— Work instructions —
Out of all the lines below, count those with the word "الدم". Give the number only.

— Records for the task —
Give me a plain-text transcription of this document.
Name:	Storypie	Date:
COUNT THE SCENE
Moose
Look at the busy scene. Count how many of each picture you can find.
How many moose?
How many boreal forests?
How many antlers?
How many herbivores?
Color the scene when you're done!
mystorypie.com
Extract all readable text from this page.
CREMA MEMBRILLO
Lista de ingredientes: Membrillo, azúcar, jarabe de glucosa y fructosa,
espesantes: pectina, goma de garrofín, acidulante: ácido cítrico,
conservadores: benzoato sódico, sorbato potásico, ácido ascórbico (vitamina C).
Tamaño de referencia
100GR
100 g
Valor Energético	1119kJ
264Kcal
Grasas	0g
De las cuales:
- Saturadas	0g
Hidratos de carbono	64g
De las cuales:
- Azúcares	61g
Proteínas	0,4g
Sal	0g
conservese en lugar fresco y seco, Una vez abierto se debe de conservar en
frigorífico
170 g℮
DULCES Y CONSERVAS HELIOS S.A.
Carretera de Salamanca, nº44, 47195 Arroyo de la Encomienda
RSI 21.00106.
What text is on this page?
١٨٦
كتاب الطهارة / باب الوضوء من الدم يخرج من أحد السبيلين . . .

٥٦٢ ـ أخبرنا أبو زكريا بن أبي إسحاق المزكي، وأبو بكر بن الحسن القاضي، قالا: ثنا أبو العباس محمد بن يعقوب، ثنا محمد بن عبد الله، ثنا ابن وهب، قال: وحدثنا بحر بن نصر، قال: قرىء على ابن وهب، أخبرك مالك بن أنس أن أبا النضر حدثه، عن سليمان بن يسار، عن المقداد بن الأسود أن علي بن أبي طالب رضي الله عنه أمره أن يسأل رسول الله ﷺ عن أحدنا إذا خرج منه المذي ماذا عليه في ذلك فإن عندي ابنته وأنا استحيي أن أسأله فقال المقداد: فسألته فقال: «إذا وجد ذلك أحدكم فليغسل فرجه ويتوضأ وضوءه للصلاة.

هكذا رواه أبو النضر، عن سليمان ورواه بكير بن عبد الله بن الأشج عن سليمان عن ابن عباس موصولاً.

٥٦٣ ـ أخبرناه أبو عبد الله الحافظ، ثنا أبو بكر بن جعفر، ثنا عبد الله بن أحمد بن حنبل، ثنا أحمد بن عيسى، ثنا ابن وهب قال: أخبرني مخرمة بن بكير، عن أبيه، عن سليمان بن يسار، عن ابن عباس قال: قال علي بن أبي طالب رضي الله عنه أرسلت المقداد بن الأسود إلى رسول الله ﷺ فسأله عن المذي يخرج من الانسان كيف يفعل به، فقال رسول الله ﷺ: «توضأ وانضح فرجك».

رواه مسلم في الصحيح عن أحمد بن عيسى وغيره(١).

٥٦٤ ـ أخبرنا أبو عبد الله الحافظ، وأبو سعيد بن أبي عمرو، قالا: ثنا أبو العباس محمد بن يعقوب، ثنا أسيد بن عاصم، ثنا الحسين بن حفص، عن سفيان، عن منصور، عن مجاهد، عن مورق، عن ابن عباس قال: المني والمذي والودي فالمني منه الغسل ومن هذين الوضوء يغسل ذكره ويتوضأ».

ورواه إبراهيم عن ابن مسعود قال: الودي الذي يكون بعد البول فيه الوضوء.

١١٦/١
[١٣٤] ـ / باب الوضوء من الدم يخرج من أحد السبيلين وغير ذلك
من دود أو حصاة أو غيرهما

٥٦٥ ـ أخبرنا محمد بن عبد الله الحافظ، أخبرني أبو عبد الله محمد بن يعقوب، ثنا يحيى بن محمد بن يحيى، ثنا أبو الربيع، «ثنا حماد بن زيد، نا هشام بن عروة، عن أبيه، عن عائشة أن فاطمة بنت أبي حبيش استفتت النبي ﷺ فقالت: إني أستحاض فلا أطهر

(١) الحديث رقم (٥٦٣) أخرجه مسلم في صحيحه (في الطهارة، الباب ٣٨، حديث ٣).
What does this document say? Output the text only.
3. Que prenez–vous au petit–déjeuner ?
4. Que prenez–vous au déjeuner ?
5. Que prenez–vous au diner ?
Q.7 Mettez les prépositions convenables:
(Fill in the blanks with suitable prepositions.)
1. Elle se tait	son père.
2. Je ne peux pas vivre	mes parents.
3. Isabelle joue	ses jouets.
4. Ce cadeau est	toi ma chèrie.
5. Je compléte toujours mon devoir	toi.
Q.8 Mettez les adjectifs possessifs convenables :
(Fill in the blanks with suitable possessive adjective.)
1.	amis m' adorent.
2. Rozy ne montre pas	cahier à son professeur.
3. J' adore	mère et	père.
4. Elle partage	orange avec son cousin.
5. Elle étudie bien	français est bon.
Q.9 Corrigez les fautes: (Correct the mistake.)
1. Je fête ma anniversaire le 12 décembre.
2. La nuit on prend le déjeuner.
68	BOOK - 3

— Finished task —
2